[Objective] Your task is to transcribe the data in full.
##### Supplied entries #####
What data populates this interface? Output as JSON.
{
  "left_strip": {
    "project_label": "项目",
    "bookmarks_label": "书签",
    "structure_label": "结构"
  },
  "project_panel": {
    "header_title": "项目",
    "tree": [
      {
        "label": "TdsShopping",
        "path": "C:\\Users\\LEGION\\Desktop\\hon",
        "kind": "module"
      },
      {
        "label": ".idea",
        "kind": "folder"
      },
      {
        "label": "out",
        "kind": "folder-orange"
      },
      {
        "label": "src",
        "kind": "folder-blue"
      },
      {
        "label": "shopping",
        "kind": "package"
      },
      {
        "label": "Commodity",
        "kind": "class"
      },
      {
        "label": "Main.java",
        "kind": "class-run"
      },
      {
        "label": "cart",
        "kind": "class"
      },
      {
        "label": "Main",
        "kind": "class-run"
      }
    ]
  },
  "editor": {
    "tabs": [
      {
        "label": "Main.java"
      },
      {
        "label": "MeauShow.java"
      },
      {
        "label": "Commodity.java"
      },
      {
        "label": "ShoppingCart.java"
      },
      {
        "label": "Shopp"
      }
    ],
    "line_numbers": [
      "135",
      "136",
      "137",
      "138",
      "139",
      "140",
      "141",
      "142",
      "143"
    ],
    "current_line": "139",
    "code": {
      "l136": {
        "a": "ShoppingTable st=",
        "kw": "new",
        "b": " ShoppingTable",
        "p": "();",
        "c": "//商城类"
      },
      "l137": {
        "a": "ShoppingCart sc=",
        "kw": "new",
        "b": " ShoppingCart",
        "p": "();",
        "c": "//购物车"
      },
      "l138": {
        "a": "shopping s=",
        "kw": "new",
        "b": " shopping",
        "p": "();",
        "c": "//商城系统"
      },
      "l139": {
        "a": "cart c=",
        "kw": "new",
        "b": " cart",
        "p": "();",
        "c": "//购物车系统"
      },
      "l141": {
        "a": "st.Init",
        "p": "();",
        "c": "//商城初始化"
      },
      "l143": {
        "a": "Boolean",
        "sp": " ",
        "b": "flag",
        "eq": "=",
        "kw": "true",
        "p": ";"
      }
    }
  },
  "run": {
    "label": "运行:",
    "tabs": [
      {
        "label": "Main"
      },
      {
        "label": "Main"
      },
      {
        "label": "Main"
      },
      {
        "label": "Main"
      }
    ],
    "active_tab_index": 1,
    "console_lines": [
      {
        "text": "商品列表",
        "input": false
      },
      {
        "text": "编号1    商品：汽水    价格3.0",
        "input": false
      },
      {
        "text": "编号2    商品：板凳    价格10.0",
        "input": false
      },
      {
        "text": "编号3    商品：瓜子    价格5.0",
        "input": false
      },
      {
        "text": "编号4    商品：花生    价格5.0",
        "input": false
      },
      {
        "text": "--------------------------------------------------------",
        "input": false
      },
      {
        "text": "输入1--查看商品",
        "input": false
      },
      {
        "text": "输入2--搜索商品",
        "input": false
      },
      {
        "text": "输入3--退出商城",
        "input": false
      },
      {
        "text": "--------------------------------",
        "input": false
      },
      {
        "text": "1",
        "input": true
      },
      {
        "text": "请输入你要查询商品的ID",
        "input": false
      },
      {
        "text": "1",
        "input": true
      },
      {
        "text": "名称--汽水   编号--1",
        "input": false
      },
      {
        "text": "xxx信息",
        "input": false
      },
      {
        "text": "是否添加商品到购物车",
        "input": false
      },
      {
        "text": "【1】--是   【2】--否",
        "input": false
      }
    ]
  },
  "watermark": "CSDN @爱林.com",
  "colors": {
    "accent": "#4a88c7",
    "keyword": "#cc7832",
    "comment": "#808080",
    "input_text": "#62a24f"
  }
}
#####
[Exercise answer]
What data populates this interface? Output as JSON.
{
  "left_strip": {
    "project_label": "项目",
    "bookmarks_label": "书签",
    "structure_label": "结构"
  },
  "project_panel": {
    "header_title": "项目",
    "tree": [
      {
        "label": "TdsShopping",
        "path": "C:\\Users\\LEGION\\Desktop\\hon",
        "kind": "module"
      },
      {
        "label": ".idea",
        "kind": "folder"
      },
      {
        "label": "out",
        "kind": "folder-orange"
      },
      {
        "label": "src",
        "kind": "folder-blue"
      },
      {
        "label": "shopping",
        "kind": "package"
      },
      {
        "label": "Commodity",
        "kind": "class"
      },
      {
        "label": "Main.java",
        "kind": "class-run"
      },
      {
        "label": "cart",
        "kind": "class"
      },
      {
        "label": "Main",
        "kind": "class-run"
      }
    ]
  },
  "editor": {
    "tabs": [
      {
        "label": "Main.java"
      },
      {
        "label": "MeauShow.java"
      },
      {
        "label": "Commodity.java"
      },
      {
        "label": "ShoppingCart.java"
      },
      {
        "label": "Shopp"
      }
    ],
    "line_numbers": [
      "135",
      "136",
      "137",
      "138",
      "139",
      "140",
      "141",
      "142",
      "143"
    ],
    "current_line": "139",
    "code": {
      "l136": {
        "a": "ShoppingTable st=",
        "kw": "new",
        "b": " ShoppingTable",
        "p": "();",
        "c": "//商城类"
      },
      "l137": {
        "a": "ShoppingCart sc=",
        "kw": "new",
        "b": " ShoppingCart",
        "p": "();",
        "c": "//购物车"
      },
      "l138": {
        "a": "shopping s=",
        "kw": "new",
        "b": " shopping",
        "p": "();",
        "c": "//商城系统"
      },
      "l139": {
        "a": "cart c=",
        "kw": "new",
        "b": " cart",
        "p": "();",
        "c": "//购物车系统"
      },
      "l141": {
        "a": "st.Init",
        "p": "();",
        "c": "//商城初始化"
      },
      "l143": {
        "a": "Boolean",
        "sp": " ",
        "b": "flag",
        "eq": "=",
        "kw": "true",
        "p": ";"
      }
    }
  },
  "run": {
    "label": "运行:",
    "tabs": [
      {
        "label": "Main"
      },
      {
        "label": "Main"
      },
      {
        "label": "Main"
      },
      {
        "label": "Main"
      }
    ],
    "active_tab_index": 1,
    "console_lines": [
      {
        "text": "商品列表",
        "input": false
      },
      {
        "text": "编号1    商品：汽水    价格3.0",
        "input": false
      },
      {
        "text": "编号2    商品：板凳    价格10.0",
        "input": false
      },
      {
        "text": "编号3    商品：瓜子    价格5.0",
        "input": false
      },
      {
        "text": "编号4    商品：花生    价格5.0",
        "input": false
      },
      {
        "text": "--------------------------------------------------------",
        "input": false
      },
      {
        "text": "输入1--查看商品",
        "input": false
      },
      {
        "text": "输入2--搜索商品",
        "input": false
      },
      {
        "text": "输入3--退出商城",
        "input": false
      },
      {
        "text": "--------------------------------",
        "input": false
      },
      {
        "text": "1",
        "input": true
      },
      {
        "text": "请输入你要查询商品的ID",
        "input": false
      },
      {
        "text": "1",
        "input": true
      },
      {
        "text": "名称--汽水   编号--1",
        "input": false
      },
      {
        "text": "xxx信息",
        "input": false
      },
      {
        "text": "是否添加商品到购物车",
        "input": false
      },
      {
        "text": "【1】--是   【2】--否",
        "input": false
      }
    ]
  },
  "watermark": "CSDN @爱林.com",
  "colors": {
    "accent": "#4a88c7",
    "keyword": "#cc7832",
    "comment": "#808080",
    "input_text": "#62a24f"
  }
}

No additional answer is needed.